▶ ОТРЫВОК:
⁂

Все знали, что нормы невыполнимы, что заработка нет и не будет, и всё же за десятником ходили, интересовались выработкой, бежали встречать кассира, ходили в контору за справками. Что это такое? Есть ли это желание обязательно выдать себя за работягу, поднять свою репутацию в глазах начальства или это просто какое-то психическое расстройство «на фоне упадка питания»? Последнее более верно.
Светлая, чистая, тёплая следственная тюрьма, которую так недавно и так бесконечно давно они покинули, всем, неукоснительно всем казалась отсюда лучшим местом на земле. Все тюремные обиды были забыты. И все с увлечением вспоминали, как они слушали лекции настоящих учёных и рассказы бывалых людей, как они читали книги, как они спали и ели досыта, ходили в чудесную баню, как получали они передачи от родственников, как они чувствовали, что семья вот здесь, рядом, за двойными железными воротами, как они говорили свободно, о чём хотели (в лагере за это полагался дополнительный срок заключения), не боясь ни шпионов, ни надзирателей. Следственная тюрьма казалась им свободнее и родней родного дома, и не один говорил, размечтавшись на больничной койке, хотя осталось жить немного: «Я бы хотел, конечно, повидать семью, уехать отсюда. Но ещё больше мне хотелось бы попасть в камеру следственной тюрьмы — там было ещё лучше и интересней, чем дома. И я рассказал бы теперь всем новичкам, что такое «чистый воздух».

⁂

▶ ИЗВЛЕЧЁННЫЕ ДАННЫЕ:
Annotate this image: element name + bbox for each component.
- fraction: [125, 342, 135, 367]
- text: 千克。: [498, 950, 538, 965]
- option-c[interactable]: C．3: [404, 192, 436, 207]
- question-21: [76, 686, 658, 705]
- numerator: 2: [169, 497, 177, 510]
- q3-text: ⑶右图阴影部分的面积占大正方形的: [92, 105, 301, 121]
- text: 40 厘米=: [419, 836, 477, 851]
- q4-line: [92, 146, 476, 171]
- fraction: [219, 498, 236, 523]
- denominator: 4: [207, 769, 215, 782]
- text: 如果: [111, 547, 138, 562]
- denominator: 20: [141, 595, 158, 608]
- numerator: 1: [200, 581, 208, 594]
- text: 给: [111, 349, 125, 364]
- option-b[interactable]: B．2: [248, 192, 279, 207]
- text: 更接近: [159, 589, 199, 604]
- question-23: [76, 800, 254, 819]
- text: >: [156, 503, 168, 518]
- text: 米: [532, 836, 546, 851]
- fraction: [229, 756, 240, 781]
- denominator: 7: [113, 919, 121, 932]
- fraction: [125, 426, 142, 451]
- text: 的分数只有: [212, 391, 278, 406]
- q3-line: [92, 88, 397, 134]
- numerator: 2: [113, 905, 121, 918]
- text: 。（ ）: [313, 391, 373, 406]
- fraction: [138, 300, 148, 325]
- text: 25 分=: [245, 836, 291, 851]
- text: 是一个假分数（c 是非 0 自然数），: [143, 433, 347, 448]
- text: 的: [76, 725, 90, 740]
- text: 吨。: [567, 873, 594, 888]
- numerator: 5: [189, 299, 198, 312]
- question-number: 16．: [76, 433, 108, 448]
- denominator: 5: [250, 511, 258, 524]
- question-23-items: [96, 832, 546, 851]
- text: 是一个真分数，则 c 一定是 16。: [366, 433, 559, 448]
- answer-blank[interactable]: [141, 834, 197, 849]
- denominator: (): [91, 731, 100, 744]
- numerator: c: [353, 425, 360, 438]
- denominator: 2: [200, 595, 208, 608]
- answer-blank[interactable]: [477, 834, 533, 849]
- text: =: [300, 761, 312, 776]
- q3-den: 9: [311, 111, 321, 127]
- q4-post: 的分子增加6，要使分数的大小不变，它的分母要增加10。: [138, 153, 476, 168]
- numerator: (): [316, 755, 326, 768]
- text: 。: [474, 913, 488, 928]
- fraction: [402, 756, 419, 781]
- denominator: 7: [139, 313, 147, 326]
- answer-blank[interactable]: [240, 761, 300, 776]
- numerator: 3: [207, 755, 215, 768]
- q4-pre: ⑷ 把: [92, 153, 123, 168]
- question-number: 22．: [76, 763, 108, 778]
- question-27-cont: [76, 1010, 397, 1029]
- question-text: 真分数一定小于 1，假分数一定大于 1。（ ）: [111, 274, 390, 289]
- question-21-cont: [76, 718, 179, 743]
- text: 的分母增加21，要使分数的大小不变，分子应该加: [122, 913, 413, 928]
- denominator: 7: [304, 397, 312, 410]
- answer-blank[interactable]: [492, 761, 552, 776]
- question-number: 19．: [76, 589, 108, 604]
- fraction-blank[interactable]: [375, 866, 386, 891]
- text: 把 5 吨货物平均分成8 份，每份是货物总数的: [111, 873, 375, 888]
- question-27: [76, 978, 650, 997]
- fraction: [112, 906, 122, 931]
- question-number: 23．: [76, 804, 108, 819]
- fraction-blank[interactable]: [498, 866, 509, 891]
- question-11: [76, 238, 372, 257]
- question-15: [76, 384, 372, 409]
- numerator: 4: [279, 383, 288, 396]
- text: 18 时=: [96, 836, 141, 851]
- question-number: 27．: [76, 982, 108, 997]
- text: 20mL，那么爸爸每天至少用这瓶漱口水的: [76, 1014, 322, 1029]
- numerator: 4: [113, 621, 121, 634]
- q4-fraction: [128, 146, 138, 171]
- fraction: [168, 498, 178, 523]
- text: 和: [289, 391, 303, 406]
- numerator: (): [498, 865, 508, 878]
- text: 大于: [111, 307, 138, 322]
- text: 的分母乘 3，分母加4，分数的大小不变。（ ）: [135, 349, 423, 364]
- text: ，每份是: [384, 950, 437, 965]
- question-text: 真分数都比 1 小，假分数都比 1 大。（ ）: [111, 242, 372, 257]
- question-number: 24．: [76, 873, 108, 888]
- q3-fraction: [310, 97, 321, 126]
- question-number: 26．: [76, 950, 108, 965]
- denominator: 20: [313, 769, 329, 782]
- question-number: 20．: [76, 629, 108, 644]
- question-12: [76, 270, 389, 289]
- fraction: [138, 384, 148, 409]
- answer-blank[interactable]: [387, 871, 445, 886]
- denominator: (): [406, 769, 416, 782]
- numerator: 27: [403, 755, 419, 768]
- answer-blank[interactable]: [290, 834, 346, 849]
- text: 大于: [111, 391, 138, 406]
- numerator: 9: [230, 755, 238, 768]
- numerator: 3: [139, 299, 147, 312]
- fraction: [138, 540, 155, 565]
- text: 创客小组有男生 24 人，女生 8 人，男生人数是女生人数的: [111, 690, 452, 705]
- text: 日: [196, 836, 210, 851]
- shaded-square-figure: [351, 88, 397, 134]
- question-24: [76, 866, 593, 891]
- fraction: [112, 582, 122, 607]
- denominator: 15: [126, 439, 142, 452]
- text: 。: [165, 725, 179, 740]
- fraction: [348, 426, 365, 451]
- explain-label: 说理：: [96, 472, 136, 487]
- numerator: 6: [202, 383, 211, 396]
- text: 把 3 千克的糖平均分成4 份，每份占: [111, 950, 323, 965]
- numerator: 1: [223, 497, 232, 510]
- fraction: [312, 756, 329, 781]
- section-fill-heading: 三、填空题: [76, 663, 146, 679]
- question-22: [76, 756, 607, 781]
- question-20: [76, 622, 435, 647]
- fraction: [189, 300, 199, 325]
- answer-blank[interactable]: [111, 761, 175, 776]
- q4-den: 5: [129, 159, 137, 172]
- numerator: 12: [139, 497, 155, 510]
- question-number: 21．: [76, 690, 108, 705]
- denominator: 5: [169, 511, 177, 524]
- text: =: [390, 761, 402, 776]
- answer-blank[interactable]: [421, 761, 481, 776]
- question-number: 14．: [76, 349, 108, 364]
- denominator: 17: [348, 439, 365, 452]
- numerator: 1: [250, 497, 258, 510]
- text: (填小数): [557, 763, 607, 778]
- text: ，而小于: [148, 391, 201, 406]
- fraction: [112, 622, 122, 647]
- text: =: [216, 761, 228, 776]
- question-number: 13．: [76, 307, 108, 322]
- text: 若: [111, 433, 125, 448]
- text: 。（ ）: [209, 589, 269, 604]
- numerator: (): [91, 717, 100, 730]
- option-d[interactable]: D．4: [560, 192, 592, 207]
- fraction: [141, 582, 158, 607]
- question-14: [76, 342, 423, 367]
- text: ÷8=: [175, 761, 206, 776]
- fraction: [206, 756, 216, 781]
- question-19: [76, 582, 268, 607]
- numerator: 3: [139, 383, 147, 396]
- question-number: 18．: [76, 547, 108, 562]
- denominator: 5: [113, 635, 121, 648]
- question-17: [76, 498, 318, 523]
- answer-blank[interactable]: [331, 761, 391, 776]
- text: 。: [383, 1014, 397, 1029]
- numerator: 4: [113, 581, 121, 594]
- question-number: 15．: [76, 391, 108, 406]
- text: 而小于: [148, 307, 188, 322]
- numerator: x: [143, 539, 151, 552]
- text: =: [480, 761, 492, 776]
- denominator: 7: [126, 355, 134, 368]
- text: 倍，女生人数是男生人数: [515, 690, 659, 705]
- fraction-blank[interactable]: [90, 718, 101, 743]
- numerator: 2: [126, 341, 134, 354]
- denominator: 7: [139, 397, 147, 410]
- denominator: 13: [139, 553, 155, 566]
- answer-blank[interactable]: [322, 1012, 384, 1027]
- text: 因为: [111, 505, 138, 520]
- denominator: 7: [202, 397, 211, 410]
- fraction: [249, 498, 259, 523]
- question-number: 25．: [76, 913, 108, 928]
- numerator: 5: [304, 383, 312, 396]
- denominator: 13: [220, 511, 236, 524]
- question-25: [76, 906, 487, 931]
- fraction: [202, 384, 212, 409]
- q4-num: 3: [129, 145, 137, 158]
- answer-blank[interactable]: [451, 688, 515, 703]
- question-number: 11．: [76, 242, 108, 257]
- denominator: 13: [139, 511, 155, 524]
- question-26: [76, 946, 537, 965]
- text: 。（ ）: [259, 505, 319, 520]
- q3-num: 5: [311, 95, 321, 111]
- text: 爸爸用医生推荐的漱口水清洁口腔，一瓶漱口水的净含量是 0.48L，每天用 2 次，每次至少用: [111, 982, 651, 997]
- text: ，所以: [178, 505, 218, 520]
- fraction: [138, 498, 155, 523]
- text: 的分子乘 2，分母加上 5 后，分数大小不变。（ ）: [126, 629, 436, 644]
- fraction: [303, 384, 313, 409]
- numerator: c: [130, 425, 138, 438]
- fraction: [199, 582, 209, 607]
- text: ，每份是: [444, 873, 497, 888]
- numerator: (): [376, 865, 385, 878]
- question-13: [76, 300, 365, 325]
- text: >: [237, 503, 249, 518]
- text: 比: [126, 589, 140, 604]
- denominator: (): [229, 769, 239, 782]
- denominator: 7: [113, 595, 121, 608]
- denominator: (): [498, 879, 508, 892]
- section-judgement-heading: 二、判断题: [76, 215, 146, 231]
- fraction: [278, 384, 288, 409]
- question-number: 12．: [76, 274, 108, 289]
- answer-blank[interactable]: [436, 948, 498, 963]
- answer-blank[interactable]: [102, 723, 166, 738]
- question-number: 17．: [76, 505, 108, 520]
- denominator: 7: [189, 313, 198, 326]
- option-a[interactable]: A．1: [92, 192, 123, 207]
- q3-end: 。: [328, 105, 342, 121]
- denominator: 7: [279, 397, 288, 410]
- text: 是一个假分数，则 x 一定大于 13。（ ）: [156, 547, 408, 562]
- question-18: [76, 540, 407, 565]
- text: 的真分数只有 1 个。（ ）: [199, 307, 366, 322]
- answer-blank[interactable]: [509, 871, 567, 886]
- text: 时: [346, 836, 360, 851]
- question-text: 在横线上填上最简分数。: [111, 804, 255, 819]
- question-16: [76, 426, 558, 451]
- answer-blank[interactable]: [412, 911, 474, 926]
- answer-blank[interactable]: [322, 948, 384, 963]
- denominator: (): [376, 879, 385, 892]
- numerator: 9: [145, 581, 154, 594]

⁂

▶ УСЛОВИЕ ЗАДАЧИ: Приведите повторно дословный фрагмент отрывка, начиная со слов «Все знали, что» и заканчивая словами «Последнее более верно.».

▶ РЕШЕНИЕ:
Все знали, что нормы невыполнимы, что заработка нет и не будет, и всё же за десятником ходили, интересовались выработкой, бежали встречать кассира, ходили в контору за справками. Что это такое? Есть ли это желание обязательно выдать себя за работягу, поднять свою репутацию в глазах начальства или это просто какое-то психическое расстройство «на фоне упадка питания»? Последнее более верно.